> _Exercise goal_
In the following material, identify every line holding the string "xlabel" and return it.

►

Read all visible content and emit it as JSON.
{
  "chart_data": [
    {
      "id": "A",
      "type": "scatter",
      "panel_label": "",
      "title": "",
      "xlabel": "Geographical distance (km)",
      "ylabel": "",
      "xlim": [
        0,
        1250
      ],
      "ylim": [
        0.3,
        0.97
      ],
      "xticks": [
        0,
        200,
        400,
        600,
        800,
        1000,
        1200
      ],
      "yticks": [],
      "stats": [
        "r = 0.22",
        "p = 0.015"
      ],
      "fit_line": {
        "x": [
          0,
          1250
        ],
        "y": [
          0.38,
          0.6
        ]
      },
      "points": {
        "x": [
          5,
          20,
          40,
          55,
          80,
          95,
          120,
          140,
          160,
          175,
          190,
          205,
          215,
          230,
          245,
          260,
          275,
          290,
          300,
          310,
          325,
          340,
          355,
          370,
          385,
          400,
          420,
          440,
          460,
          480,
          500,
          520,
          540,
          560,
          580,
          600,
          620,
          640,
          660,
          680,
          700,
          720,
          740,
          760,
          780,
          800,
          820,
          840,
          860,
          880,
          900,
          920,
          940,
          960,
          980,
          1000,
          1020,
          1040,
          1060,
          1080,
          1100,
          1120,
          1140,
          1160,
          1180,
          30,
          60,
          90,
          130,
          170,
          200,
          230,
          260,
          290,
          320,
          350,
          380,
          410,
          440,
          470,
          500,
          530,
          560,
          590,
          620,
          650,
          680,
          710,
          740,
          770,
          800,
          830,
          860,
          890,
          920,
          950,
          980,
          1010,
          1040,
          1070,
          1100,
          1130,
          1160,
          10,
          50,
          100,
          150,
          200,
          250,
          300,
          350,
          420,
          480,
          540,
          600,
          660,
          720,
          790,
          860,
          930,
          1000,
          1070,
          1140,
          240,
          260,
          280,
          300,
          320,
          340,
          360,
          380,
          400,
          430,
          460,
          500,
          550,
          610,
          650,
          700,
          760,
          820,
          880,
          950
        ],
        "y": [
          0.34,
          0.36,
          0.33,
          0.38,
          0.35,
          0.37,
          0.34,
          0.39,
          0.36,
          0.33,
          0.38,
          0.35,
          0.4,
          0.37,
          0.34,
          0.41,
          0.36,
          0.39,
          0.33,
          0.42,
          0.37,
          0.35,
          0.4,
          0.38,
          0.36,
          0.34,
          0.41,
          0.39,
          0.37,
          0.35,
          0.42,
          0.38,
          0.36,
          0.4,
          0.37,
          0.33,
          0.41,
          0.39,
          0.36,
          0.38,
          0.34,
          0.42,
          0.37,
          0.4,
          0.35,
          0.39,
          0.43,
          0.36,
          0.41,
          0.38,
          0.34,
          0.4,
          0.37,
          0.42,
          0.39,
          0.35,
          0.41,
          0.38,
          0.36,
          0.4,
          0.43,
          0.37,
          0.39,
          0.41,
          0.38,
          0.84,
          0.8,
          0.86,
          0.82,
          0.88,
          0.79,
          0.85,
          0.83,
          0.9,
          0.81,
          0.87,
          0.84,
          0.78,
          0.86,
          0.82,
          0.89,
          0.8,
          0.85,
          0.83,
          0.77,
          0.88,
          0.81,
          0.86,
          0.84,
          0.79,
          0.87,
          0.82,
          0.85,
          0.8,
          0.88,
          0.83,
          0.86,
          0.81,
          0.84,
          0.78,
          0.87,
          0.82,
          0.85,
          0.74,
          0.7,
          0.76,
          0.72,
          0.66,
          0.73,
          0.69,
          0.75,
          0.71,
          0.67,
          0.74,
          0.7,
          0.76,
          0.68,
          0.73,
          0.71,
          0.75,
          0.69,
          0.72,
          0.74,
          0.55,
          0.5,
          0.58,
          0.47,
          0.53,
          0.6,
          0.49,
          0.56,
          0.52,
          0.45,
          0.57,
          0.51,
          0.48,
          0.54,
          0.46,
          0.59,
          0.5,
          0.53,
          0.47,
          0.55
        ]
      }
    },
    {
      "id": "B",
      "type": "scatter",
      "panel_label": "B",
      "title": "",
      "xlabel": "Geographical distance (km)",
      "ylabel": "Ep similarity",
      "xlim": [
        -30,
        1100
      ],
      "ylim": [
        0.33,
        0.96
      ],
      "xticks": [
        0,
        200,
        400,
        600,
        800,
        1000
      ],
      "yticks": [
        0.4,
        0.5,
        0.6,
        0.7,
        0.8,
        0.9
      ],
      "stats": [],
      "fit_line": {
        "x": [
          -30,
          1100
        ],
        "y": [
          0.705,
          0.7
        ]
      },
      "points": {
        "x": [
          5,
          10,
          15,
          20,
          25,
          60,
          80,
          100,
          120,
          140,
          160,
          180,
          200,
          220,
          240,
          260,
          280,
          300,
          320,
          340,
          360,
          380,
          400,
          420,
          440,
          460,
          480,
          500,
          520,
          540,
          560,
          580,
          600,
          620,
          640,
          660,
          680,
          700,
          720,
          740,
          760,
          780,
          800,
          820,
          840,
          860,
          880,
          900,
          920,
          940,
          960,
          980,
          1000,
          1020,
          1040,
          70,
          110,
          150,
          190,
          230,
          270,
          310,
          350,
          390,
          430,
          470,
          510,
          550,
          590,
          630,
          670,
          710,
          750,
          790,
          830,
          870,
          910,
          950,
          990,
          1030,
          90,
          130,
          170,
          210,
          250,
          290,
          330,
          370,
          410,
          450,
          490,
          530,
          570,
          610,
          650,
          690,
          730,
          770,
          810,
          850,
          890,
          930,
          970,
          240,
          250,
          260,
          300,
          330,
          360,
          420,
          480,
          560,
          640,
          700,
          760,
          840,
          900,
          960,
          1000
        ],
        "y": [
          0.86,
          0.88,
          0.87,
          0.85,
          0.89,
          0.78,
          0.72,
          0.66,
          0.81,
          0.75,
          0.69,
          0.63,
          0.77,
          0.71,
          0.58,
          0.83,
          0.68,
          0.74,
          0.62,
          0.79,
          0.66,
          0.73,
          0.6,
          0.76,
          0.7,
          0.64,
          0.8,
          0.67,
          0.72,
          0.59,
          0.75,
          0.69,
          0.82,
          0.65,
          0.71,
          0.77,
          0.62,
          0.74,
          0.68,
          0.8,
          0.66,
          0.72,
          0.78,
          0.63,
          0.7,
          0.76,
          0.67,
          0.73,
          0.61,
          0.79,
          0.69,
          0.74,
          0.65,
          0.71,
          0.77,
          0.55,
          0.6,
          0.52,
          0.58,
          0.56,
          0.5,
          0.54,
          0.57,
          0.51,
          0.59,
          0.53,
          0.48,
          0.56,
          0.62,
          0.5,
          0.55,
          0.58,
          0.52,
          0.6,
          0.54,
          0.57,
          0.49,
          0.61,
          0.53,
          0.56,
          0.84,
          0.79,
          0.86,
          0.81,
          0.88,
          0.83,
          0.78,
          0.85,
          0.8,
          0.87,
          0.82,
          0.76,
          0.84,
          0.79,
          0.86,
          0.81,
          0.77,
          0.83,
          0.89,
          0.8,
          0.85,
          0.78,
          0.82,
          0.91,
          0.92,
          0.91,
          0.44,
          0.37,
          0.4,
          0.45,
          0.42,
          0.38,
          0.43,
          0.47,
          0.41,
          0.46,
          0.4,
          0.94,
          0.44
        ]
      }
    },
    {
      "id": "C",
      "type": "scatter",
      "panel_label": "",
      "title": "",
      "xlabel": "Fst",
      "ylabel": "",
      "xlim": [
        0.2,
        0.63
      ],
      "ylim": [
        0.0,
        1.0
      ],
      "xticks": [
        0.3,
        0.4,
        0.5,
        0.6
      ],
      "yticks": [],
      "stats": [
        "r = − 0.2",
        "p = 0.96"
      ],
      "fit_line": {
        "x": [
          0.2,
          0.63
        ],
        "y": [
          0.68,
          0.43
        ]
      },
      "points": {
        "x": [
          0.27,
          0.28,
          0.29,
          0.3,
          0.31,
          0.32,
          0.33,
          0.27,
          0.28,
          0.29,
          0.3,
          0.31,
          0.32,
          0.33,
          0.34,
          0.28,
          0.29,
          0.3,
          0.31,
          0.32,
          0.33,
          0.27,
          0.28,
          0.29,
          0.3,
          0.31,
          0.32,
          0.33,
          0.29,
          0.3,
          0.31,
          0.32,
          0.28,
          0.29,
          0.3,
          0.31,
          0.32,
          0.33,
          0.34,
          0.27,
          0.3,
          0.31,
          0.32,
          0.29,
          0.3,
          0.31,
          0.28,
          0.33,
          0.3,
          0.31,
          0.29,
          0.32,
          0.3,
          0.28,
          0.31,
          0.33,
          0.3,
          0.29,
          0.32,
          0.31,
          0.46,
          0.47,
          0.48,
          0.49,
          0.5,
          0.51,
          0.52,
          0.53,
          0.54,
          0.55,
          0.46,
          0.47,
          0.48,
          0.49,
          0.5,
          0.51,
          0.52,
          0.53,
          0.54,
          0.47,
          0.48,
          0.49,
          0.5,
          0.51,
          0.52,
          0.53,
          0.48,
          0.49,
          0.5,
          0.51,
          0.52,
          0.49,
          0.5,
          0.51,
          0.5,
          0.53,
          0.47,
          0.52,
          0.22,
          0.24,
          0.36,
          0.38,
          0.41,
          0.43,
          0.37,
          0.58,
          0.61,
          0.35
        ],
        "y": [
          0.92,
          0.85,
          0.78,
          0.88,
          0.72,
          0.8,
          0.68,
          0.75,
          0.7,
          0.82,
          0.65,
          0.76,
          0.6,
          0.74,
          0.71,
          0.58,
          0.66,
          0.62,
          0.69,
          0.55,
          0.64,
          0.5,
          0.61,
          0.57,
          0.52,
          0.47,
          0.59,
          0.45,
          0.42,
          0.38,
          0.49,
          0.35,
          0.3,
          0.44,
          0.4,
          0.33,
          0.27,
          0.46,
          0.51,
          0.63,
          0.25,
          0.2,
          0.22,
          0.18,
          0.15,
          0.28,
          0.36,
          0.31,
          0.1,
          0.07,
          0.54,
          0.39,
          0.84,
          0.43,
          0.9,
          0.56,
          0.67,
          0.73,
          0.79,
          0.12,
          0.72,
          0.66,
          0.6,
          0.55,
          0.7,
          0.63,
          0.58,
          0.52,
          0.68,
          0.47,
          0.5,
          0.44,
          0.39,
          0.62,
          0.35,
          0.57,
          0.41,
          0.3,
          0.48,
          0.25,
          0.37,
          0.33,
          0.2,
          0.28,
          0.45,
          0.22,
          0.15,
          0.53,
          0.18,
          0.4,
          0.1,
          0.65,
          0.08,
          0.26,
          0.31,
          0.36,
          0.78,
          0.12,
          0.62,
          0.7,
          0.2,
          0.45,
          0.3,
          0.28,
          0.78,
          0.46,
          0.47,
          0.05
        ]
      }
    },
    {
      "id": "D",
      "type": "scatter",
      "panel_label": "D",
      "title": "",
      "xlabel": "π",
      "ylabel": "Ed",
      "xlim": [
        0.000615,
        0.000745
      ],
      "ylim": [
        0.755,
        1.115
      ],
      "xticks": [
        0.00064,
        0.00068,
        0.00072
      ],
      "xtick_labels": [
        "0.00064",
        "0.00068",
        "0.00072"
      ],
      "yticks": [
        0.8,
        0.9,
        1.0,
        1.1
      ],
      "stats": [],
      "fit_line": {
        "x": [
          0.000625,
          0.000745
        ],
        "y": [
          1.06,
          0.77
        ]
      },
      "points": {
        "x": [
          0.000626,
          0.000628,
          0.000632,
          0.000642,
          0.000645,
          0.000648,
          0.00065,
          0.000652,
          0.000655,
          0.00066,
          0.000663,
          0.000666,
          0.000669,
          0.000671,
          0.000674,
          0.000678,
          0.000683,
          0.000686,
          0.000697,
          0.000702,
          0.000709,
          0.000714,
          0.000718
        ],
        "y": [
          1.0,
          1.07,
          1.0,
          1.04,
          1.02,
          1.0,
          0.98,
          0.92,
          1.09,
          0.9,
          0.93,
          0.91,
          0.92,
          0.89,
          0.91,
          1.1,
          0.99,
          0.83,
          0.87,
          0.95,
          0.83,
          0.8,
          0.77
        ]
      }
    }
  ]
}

◄

> _Answer to this problem_
      "xlabel": "Geographical distance (km)",
      "xlabel": "Geographical distance (km)",
      "xlabel": "Fst",
      "xlabel": "π",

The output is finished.